=== Data for this exercise ===

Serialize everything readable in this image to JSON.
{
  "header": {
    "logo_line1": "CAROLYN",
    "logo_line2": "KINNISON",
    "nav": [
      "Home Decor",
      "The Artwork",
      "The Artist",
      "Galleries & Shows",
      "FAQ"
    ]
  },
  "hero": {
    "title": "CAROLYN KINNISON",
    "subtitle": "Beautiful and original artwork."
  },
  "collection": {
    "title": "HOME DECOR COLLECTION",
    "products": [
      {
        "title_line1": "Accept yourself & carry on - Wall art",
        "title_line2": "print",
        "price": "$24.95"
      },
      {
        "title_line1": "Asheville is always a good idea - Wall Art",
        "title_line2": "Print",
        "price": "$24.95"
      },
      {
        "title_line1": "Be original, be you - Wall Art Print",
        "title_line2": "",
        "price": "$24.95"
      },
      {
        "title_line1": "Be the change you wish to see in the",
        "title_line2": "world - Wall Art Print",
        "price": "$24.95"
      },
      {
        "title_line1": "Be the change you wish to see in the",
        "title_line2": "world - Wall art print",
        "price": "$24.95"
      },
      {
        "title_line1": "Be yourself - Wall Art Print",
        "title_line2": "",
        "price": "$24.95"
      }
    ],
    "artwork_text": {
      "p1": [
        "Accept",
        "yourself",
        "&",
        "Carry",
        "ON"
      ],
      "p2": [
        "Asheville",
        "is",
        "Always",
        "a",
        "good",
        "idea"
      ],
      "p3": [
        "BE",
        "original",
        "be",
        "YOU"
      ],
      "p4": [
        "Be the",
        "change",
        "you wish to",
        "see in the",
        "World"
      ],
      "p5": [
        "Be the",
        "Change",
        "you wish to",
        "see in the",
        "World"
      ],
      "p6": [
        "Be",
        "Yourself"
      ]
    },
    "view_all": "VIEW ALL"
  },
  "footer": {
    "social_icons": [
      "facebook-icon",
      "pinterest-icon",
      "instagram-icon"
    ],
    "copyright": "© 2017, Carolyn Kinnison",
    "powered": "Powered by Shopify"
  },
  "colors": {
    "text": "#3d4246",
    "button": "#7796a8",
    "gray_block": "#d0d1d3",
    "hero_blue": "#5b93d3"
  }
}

===

▸ What is being asked: Determine how many lines of the listing above hold the word "good". Report that number without anything else.

▸ Exercise response: 2